[Data for the task]
----------------------------------------

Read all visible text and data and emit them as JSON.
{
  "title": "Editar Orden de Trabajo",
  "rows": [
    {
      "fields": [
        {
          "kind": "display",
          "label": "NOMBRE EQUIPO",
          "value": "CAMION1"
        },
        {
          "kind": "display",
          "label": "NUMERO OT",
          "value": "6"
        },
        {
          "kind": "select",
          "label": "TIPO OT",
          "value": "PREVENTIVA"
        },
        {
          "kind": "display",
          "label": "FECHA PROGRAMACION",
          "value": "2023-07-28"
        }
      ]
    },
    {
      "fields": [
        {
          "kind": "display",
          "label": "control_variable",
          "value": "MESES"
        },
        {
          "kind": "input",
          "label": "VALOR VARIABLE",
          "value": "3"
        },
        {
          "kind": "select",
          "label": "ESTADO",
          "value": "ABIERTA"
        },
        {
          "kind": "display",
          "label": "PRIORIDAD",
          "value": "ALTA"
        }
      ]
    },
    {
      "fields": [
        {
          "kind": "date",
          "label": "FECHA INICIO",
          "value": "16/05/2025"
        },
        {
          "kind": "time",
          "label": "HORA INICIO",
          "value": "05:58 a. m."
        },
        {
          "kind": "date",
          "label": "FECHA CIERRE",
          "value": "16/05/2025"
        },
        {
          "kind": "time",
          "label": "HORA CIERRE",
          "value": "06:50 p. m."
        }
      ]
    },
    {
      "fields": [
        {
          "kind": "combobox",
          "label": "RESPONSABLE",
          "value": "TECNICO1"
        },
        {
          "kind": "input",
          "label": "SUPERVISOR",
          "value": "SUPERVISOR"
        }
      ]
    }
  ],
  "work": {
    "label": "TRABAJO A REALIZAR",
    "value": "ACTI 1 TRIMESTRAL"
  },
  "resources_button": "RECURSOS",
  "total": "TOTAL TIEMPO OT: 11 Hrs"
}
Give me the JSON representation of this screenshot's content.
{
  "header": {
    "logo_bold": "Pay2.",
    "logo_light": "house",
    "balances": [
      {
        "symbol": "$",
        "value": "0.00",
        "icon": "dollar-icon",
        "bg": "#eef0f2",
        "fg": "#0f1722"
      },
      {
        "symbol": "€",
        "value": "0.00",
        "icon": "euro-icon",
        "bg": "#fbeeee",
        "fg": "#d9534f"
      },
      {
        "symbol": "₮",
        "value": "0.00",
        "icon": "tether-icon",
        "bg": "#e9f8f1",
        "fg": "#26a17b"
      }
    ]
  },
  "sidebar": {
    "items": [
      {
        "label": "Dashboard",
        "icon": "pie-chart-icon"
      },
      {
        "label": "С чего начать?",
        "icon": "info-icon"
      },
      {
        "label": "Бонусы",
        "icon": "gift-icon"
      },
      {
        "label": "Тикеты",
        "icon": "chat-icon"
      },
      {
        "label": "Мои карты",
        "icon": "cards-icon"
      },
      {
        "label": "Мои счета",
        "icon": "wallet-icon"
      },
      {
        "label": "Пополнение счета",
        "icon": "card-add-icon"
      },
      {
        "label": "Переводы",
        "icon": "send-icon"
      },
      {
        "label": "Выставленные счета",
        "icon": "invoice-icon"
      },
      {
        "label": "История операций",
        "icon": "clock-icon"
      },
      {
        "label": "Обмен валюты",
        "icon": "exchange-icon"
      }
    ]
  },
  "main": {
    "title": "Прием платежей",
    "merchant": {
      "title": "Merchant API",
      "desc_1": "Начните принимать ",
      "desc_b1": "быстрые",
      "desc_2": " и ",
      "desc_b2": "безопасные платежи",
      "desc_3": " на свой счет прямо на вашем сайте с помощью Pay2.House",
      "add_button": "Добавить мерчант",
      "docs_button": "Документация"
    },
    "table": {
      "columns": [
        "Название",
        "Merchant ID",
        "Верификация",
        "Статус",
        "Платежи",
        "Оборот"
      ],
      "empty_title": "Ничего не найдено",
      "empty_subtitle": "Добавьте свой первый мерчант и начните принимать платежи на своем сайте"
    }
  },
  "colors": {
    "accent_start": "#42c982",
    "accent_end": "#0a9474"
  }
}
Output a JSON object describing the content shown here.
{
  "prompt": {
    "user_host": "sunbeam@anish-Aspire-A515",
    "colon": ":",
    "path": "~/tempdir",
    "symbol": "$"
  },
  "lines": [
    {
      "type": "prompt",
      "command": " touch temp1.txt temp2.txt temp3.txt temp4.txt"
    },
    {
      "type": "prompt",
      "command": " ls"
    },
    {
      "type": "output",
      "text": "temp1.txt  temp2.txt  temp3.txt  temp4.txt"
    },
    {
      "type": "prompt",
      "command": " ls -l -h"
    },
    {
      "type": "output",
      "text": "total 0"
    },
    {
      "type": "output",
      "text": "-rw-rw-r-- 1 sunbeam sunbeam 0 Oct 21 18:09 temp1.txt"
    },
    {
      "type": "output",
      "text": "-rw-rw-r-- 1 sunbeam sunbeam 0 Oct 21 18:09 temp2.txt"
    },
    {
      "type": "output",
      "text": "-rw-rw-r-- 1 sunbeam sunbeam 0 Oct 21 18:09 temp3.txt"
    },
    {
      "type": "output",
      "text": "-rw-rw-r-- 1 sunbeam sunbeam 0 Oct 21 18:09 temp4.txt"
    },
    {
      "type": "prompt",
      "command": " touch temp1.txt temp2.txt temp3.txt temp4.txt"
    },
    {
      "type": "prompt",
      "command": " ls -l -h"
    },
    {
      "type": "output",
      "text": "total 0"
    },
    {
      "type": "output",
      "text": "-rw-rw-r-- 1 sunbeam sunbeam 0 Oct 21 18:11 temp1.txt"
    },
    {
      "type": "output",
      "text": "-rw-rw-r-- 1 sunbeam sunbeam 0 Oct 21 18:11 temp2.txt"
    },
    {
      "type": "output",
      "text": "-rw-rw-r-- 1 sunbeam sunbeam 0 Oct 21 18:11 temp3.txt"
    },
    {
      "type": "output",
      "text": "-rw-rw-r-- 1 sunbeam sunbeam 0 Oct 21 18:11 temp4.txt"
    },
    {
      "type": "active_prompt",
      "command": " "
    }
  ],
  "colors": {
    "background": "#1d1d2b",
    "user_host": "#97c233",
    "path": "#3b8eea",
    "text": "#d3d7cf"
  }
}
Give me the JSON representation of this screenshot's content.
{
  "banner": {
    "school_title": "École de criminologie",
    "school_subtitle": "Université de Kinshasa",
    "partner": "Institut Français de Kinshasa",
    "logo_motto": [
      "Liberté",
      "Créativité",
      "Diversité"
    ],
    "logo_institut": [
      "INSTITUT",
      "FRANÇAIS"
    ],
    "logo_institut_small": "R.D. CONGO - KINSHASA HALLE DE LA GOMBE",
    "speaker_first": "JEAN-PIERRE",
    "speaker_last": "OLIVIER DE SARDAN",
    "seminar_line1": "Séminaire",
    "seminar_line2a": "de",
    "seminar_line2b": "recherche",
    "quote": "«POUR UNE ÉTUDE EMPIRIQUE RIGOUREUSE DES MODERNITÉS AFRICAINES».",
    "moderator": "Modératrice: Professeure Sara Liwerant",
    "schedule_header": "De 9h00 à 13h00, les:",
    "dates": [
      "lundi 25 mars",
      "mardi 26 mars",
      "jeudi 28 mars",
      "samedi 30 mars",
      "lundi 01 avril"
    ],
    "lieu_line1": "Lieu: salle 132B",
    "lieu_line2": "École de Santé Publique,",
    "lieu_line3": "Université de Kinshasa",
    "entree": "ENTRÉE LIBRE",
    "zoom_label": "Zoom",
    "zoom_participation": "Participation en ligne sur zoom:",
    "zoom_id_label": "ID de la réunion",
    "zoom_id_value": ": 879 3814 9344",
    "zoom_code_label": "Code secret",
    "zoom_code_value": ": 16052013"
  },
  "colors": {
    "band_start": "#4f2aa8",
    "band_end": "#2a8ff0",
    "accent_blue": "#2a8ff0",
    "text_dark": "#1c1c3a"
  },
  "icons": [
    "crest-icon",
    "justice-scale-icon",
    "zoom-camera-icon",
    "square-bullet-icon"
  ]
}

----------------------------------------

[What to do]
Select every line above that contains the word "École", and copy it.

[Response for this exercise]
    "school_title": "École de criminologie",
    "lieu_line2": "École de Santé Publique,",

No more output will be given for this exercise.